■ Your task ■
Repeat each entry word for word. Leave any images out of the copy.

■ Data for the task ■
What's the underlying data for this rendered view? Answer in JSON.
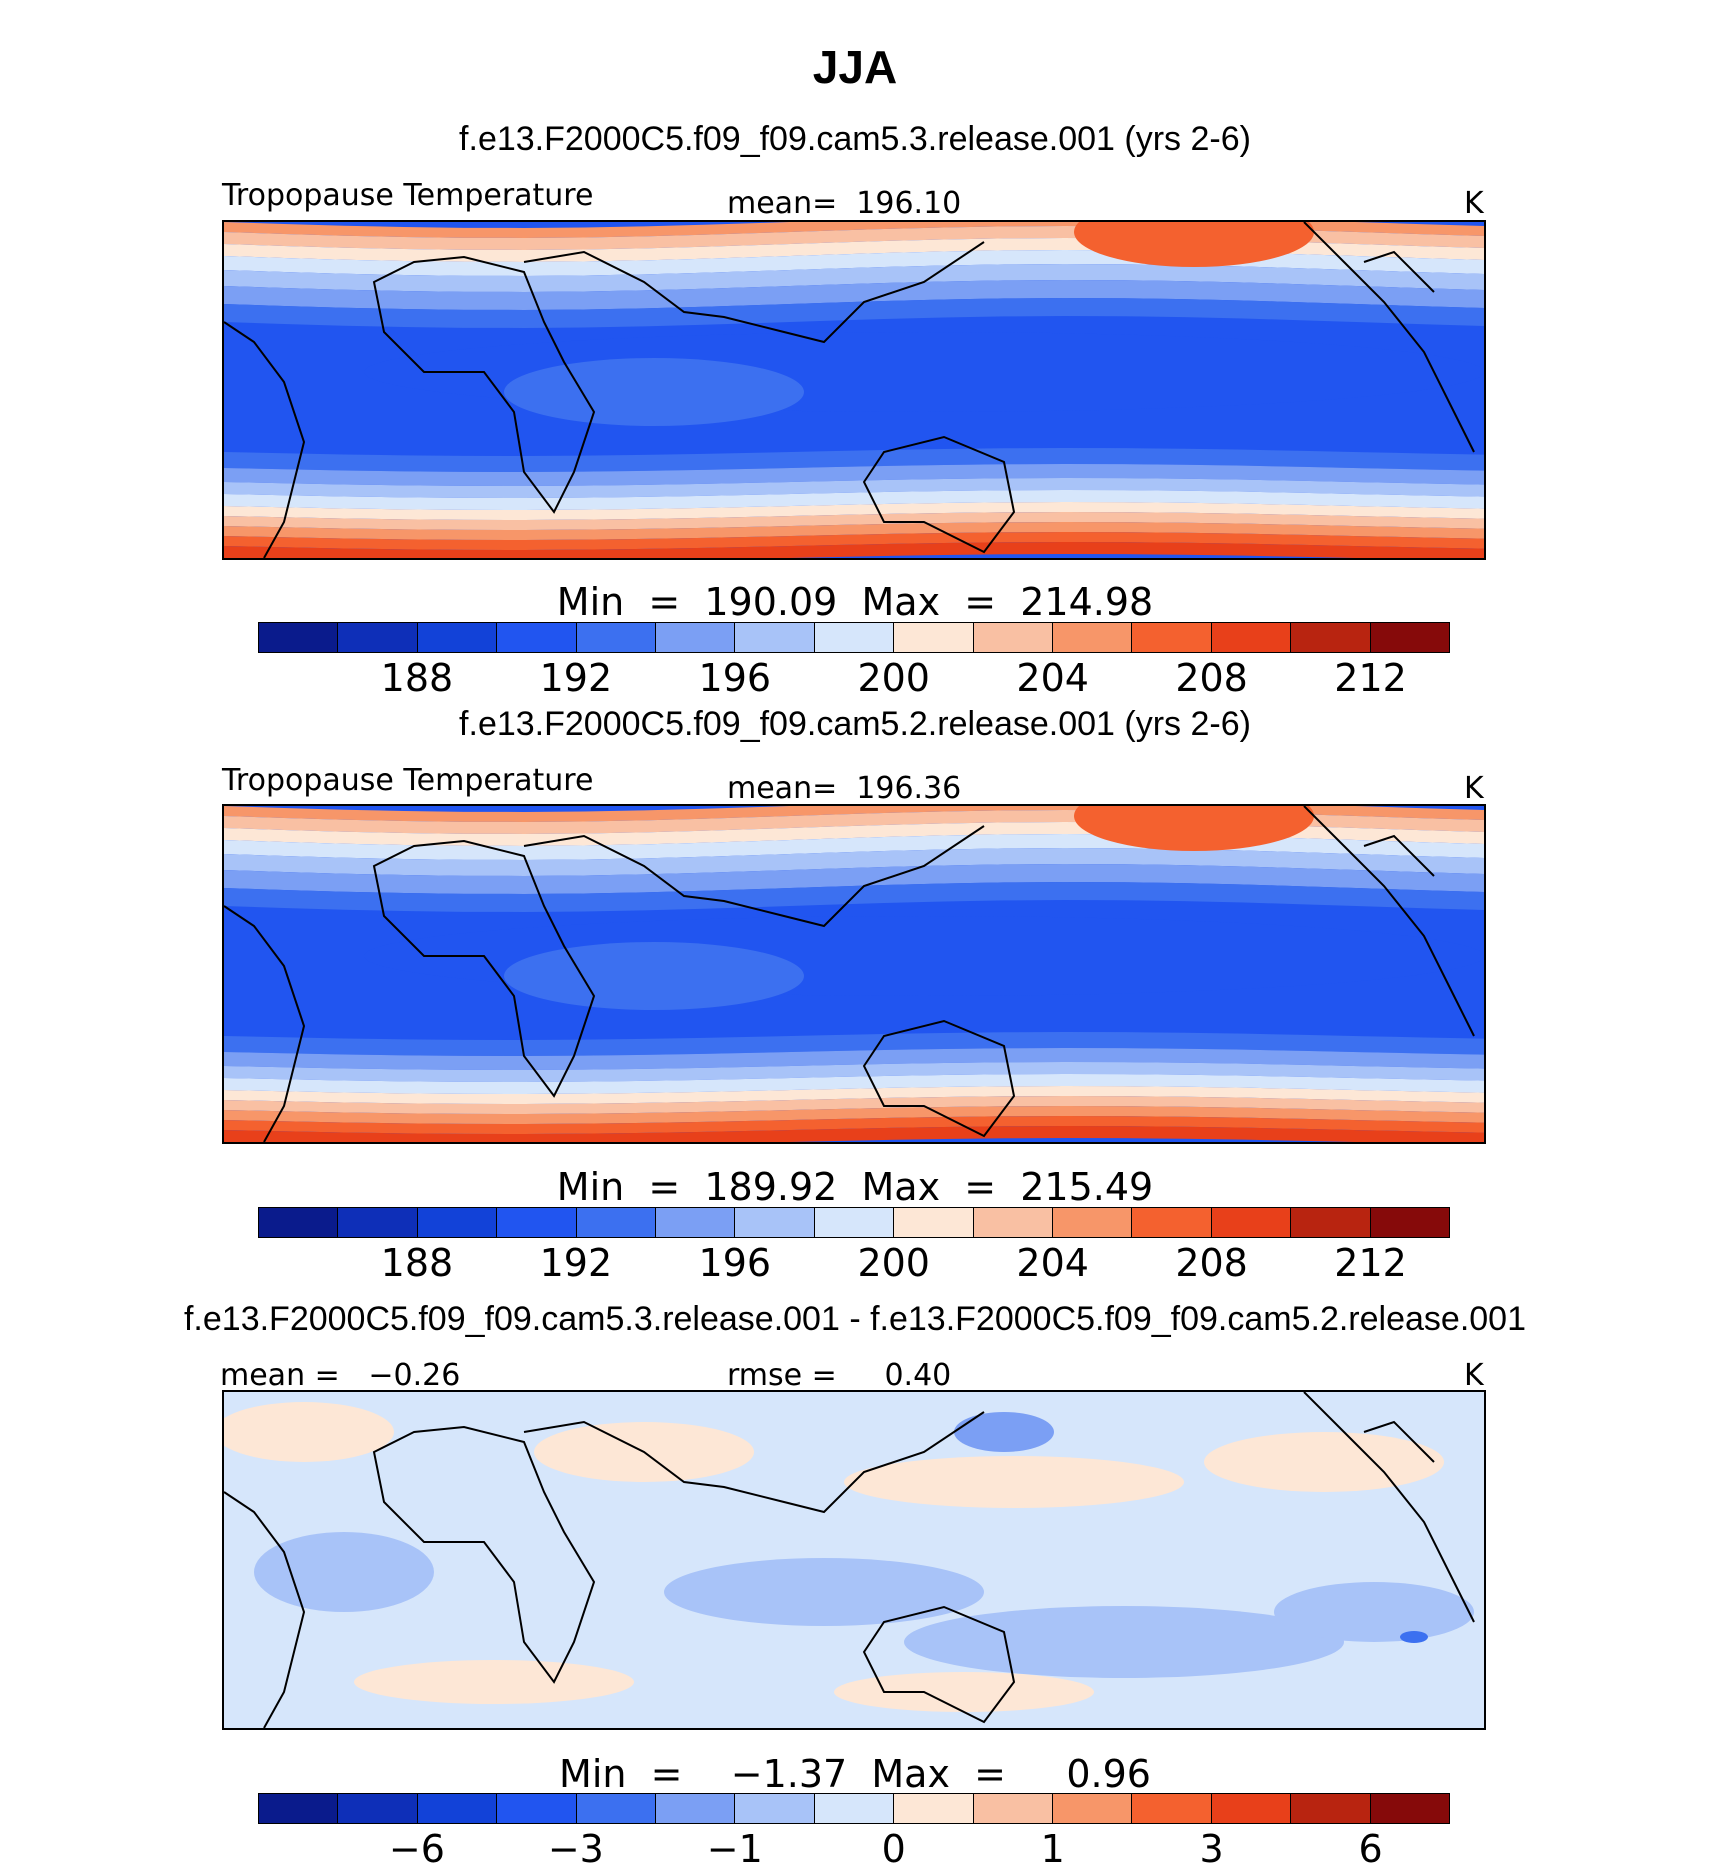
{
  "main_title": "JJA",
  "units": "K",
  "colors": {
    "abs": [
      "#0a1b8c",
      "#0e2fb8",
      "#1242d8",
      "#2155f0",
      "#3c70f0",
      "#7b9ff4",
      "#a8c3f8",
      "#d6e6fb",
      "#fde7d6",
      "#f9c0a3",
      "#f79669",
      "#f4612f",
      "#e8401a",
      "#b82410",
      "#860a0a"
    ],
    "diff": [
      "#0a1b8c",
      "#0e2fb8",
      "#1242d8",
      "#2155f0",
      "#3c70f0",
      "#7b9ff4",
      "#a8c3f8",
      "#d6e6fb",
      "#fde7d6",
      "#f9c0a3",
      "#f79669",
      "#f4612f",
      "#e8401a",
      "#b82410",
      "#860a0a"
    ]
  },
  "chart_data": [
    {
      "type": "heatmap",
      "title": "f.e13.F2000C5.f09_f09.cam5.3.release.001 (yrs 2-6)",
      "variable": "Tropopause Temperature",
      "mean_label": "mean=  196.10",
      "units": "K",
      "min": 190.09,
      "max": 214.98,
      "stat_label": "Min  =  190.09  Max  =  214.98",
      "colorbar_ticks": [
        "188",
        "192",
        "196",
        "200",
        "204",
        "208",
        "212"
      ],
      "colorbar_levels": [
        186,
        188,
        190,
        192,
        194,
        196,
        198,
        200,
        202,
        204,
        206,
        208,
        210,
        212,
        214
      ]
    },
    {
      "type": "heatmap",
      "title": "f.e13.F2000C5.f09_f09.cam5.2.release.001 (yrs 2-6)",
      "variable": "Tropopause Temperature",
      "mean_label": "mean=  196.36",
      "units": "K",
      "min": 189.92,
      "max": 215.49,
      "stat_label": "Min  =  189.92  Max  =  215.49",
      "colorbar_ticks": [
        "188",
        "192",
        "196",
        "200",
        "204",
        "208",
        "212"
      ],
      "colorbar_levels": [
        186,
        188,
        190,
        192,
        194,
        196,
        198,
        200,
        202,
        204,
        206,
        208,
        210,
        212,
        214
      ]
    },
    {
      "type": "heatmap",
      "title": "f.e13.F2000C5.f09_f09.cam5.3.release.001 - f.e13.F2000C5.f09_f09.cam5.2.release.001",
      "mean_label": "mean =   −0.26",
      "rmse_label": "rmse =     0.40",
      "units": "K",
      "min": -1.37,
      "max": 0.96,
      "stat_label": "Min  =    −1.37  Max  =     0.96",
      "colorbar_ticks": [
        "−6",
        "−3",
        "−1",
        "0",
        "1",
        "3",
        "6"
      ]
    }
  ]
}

■ Task answer ■
What's the underlying data for this rendered view? Answer in JSON.
{
  "main_title": "JJA",
  "units": "K",
  "colors": {
    "abs": [
      "#0a1b8c",
      "#0e2fb8",
      "#1242d8",
      "#2155f0",
      "#3c70f0",
      "#7b9ff4",
      "#a8c3f8",
      "#d6e6fb",
      "#fde7d6",
      "#f9c0a3",
      "#f79669",
      "#f4612f",
      "#e8401a",
      "#b82410",
      "#860a0a"
    ],
    "diff": [
      "#0a1b8c",
      "#0e2fb8",
      "#1242d8",
      "#2155f0",
      "#3c70f0",
      "#7b9ff4",
      "#a8c3f8",
      "#d6e6fb",
      "#fde7d6",
      "#f9c0a3",
      "#f79669",
      "#f4612f",
      "#e8401a",
      "#b82410",
      "#860a0a"
    ]
  },
  "chart_data": [
    {
      "type": "heatmap",
      "title": "f.e13.F2000C5.f09_f09.cam5.3.release.001 (yrs 2-6)",
      "variable": "Tropopause Temperature",
      "mean_label": "mean=  196.10",
      "units": "K",
      "min": 190.09,
      "max": 214.98,
      "stat_label": "Min  =  190.09  Max  =  214.98",
      "colorbar_ticks": [
        "188",
        "192",
        "196",
        "200",
        "204",
        "208",
        "212"
      ],
      "colorbar_levels": [
        186,
        188,
        190,
        192,
        194,
        196,
        198,
        200,
        202,
        204,
        206,
        208,
        210,
        212,
        214
      ]
    },
    {
      "type": "heatmap",
      "title": "f.e13.F2000C5.f09_f09.cam5.2.release.001 (yrs 2-6)",
      "variable": "Tropopause Temperature",
      "mean_label": "mean=  196.36",
      "units": "K",
      "min": 189.92,
      "max": 215.49,
      "stat_label": "Min  =  189.92  Max  =  215.49",
      "colorbar_ticks": [
        "188",
        "192",
        "196",
        "200",
        "204",
        "208",
        "212"
      ],
      "colorbar_levels": [
        186,
        188,
        190,
        192,
        194,
        196,
        198,
        200,
        202,
        204,
        206,
        208,
        210,
        212,
        214
      ]
    },
    {
      "type": "heatmap",
      "title": "f.e13.F2000C5.f09_f09.cam5.3.release.001 - f.e13.F2000C5.f09_f09.cam5.2.release.001",
      "mean_label": "mean =   −0.26",
      "rmse_label": "rmse =     0.40",
      "units": "K",
      "min": -1.37,
      "max": 0.96,
      "stat_label": "Min  =    −1.37  Max  =     0.96",
      "colorbar_ticks": [
        "−6",
        "−3",
        "−1",
        "0",
        "1",
        "3",
        "6"
      ]
    }
  ]
}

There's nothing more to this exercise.